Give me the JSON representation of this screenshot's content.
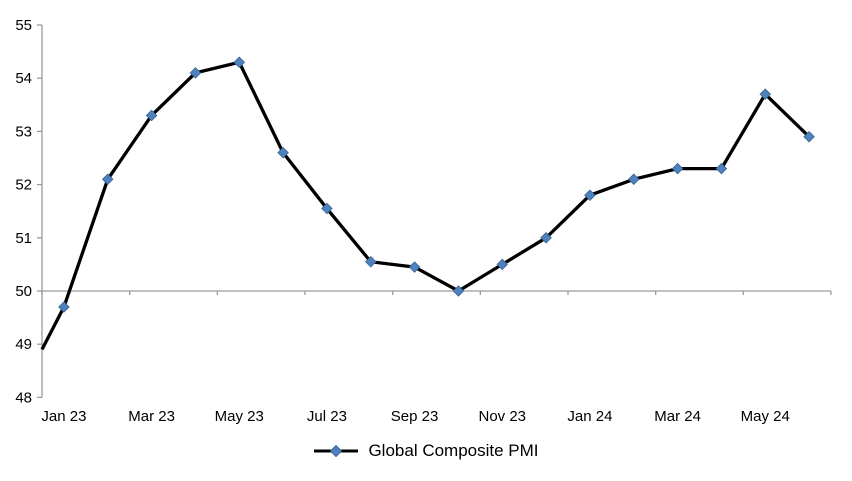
{
  "chart_data": {
    "type": "line",
    "title": "",
    "categories": [
      "Jan 23",
      "Feb 23",
      "Mar 23",
      "Apr 23",
      "May 23",
      "Jun 23",
      "Jul 23",
      "Aug 23",
      "Sep 23",
      "Oct 23",
      "Nov 23",
      "Dec 23",
      "Jan 24",
      "Feb 24",
      "Mar 24",
      "Apr 24",
      "May 24",
      "Jun 24"
    ],
    "x_tick_labels": [
      "Jan 23",
      "Mar 23",
      "May 23",
      "Jul 23",
      "Sep 23",
      "Nov 23",
      "Jan 24",
      "Mar 24",
      "May 24"
    ],
    "series": [
      {
        "name": "Global Composite PMI",
        "values": [
          49.7,
          52.1,
          53.3,
          54.1,
          54.3,
          52.6,
          51.55,
          50.55,
          50.45,
          50.0,
          50.5,
          51.0,
          51.8,
          52.1,
          52.3,
          52.3,
          53.7,
          52.9
        ],
        "marker": "diamond"
      }
    ],
    "axis_entry_value": 48.9,
    "ylim": [
      48,
      55
    ],
    "y_ticks": [
      48,
      49,
      50,
      51,
      52,
      53,
      54,
      55
    ],
    "x_axis_crosses_at": 50,
    "grid": false,
    "legend_position": "bottom",
    "colors": {
      "line": "#000000",
      "marker_fill": "#4f81bd",
      "marker_edge": "#3a6491",
      "axis": "#9b9b9b",
      "text": "#000000"
    }
  }
}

▸ TASK OBJECTIVE: Go through the entries above and print each one exactly, minus the pictures.

▸ EXERCISE OUTPUT:
Give me the JSON representation of this screenshot's content.
{
  "chart_data": {
    "type": "line",
    "title": "",
    "categories": [
      "Jan 23",
      "Feb 23",
      "Mar 23",
      "Apr 23",
      "May 23",
      "Jun 23",
      "Jul 23",
      "Aug 23",
      "Sep 23",
      "Oct 23",
      "Nov 23",
      "Dec 23",
      "Jan 24",
      "Feb 24",
      "Mar 24",
      "Apr 24",
      "May 24",
      "Jun 24"
    ],
    "x_tick_labels": [
      "Jan 23",
      "Mar 23",
      "May 23",
      "Jul 23",
      "Sep 23",
      "Nov 23",
      "Jan 24",
      "Mar 24",
      "May 24"
    ],
    "series": [
      {
        "name": "Global Composite PMI",
        "values": [
          49.7,
          52.1,
          53.3,
          54.1,
          54.3,
          52.6,
          51.55,
          50.55,
          50.45,
          50.0,
          50.5,
          51.0,
          51.8,
          52.1,
          52.3,
          52.3,
          53.7,
          52.9
        ],
        "marker": "diamond"
      }
    ],
    "axis_entry_value": 48.9,
    "ylim": [
      48,
      55
    ],
    "y_ticks": [
      48,
      49,
      50,
      51,
      52,
      53,
      54,
      55
    ],
    "x_axis_crosses_at": 50,
    "grid": false,
    "legend_position": "bottom",
    "colors": {
      "line": "#000000",
      "marker_fill": "#4f81bd",
      "marker_edge": "#3a6491",
      "axis": "#9b9b9b",
      "text": "#000000"
    }
  }
}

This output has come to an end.